Identify and pull out each line of the entries in which "Delta" occurs.

--

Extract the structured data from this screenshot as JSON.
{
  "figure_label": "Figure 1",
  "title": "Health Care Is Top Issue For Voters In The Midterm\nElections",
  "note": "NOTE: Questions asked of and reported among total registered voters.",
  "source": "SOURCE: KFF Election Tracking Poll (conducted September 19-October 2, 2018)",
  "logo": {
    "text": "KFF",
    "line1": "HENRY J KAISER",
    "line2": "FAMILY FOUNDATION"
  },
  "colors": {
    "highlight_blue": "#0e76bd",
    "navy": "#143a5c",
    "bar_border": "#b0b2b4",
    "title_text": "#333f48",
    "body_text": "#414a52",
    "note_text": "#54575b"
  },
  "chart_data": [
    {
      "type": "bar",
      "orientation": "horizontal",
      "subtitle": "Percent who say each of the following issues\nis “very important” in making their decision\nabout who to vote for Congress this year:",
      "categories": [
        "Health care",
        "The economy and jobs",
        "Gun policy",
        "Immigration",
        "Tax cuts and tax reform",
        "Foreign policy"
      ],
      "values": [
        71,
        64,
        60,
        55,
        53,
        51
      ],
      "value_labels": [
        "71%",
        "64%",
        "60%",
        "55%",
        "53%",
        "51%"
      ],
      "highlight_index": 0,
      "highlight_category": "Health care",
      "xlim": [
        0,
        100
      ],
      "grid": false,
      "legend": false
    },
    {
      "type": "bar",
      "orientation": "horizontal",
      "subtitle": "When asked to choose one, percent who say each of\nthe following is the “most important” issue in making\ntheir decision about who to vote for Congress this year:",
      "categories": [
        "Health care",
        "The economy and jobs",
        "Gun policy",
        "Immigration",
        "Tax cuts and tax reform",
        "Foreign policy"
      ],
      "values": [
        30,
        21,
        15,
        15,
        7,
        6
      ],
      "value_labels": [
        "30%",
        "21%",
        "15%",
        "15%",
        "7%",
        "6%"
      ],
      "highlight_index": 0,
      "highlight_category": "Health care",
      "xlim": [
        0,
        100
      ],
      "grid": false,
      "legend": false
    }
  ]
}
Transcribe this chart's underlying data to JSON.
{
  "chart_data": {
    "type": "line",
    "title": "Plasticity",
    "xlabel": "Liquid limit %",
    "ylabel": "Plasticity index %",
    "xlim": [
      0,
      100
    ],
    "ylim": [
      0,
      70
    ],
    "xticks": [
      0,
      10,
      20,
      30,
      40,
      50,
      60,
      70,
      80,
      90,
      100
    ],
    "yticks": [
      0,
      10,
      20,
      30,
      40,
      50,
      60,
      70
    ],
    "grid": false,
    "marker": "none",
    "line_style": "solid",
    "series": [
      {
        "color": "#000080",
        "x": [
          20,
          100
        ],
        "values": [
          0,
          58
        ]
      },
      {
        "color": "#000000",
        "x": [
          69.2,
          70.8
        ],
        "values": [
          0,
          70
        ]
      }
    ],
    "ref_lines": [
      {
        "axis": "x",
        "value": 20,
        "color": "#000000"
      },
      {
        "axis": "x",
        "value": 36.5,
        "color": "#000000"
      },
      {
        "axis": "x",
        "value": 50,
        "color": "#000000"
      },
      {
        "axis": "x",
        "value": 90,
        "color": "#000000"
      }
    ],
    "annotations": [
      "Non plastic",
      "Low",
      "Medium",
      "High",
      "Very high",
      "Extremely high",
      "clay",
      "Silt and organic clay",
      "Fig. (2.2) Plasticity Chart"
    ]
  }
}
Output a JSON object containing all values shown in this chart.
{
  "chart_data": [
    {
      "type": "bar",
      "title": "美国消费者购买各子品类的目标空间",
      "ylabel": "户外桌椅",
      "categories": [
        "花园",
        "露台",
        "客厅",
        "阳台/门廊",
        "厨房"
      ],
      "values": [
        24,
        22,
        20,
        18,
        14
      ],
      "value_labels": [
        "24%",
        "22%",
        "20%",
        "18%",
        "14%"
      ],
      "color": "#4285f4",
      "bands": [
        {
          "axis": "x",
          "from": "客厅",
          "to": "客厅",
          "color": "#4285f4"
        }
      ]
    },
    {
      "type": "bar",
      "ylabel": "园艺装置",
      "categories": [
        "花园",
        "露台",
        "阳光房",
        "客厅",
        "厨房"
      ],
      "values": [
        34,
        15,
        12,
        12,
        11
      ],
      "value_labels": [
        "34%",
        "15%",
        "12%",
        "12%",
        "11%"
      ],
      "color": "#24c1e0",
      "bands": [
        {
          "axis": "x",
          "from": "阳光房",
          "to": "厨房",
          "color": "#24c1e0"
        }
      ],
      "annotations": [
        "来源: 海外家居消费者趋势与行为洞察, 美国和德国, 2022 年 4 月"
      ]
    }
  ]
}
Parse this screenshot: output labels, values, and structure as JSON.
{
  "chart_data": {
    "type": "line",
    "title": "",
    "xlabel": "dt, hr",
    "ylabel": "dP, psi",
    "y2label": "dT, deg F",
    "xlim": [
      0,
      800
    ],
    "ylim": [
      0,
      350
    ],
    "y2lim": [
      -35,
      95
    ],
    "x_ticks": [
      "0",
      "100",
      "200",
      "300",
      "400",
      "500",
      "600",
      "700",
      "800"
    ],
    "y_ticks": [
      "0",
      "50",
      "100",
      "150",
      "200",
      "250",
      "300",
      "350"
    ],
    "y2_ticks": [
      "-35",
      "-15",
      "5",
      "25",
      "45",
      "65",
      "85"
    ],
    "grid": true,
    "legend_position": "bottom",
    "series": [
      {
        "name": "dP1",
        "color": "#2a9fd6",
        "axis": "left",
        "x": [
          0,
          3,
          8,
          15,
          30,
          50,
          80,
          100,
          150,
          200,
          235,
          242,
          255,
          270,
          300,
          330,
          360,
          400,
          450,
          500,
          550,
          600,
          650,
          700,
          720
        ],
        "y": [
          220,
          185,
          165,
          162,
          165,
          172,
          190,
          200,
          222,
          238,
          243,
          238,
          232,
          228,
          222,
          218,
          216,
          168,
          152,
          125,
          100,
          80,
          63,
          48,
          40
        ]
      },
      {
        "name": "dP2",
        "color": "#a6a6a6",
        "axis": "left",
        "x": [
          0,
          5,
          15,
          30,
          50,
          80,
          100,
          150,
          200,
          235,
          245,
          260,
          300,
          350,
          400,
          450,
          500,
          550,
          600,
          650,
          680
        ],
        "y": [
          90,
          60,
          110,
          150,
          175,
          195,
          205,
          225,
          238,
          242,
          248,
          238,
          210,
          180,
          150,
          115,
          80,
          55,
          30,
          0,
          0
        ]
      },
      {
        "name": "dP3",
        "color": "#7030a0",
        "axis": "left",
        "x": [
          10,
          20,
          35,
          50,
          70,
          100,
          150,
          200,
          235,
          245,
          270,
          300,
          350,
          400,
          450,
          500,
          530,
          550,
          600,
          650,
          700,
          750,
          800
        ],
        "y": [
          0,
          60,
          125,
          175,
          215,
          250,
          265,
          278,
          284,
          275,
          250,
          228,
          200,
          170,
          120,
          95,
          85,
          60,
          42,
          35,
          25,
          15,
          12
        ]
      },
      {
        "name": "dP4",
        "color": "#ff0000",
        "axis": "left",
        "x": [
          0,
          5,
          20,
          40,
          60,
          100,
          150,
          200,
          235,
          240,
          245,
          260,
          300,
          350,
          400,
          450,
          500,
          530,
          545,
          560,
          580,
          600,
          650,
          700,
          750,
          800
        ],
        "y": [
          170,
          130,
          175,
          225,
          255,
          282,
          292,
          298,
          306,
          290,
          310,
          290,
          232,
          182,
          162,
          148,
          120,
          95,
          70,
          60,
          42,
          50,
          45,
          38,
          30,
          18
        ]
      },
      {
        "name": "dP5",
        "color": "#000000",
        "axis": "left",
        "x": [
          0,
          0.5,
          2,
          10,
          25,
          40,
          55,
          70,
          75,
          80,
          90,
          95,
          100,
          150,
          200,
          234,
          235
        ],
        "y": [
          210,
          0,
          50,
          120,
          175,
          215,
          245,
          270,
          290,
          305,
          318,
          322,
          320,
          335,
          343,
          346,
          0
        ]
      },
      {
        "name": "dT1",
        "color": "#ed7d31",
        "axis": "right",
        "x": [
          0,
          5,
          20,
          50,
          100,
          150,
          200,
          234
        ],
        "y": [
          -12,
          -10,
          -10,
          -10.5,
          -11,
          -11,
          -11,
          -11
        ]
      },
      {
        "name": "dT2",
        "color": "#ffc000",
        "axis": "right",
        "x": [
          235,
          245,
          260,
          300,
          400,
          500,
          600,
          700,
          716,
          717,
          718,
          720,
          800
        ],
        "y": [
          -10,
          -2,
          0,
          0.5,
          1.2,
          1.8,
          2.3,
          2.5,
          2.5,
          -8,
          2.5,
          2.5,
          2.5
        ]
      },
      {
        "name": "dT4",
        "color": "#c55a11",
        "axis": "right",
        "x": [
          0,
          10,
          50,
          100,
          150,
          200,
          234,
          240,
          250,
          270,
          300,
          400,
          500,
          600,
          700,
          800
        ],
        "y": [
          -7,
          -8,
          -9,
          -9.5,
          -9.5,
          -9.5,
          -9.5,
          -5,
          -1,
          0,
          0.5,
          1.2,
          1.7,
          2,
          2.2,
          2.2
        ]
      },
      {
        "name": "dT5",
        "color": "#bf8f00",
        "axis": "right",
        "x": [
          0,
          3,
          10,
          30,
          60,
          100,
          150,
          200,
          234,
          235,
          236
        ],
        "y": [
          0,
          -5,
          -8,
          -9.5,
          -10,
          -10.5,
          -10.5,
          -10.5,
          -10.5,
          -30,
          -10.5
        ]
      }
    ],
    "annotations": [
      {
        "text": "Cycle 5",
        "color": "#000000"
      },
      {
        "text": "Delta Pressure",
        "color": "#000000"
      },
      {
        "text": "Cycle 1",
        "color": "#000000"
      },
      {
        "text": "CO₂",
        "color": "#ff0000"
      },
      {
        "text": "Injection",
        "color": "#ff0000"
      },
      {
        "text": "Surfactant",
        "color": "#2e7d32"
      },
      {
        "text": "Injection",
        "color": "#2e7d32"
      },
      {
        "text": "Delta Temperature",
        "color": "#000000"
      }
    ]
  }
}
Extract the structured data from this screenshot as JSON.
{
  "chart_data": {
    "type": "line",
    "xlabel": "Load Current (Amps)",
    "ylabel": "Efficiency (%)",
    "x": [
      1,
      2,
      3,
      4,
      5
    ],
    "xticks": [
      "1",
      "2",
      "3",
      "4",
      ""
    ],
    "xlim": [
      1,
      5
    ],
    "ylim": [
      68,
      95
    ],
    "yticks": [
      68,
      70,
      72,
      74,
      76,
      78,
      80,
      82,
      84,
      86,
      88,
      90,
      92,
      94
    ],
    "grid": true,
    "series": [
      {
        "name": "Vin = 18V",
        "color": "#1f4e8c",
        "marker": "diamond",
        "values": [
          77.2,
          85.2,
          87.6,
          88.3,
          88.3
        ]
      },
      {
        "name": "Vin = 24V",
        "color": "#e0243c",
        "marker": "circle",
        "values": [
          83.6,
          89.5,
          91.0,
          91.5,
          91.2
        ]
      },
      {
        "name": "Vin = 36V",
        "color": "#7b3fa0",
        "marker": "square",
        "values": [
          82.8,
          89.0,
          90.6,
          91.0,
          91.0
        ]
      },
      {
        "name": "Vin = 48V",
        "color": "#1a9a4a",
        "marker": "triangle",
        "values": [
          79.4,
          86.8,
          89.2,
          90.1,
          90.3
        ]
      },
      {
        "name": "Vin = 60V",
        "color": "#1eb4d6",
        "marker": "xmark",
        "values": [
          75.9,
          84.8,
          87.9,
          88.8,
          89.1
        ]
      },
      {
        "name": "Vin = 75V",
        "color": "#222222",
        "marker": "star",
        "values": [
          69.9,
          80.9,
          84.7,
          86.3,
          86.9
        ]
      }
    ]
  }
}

--

● RESPONSE BELOW
        "text": "Delta Pressure",
        "text": "Delta Temperature",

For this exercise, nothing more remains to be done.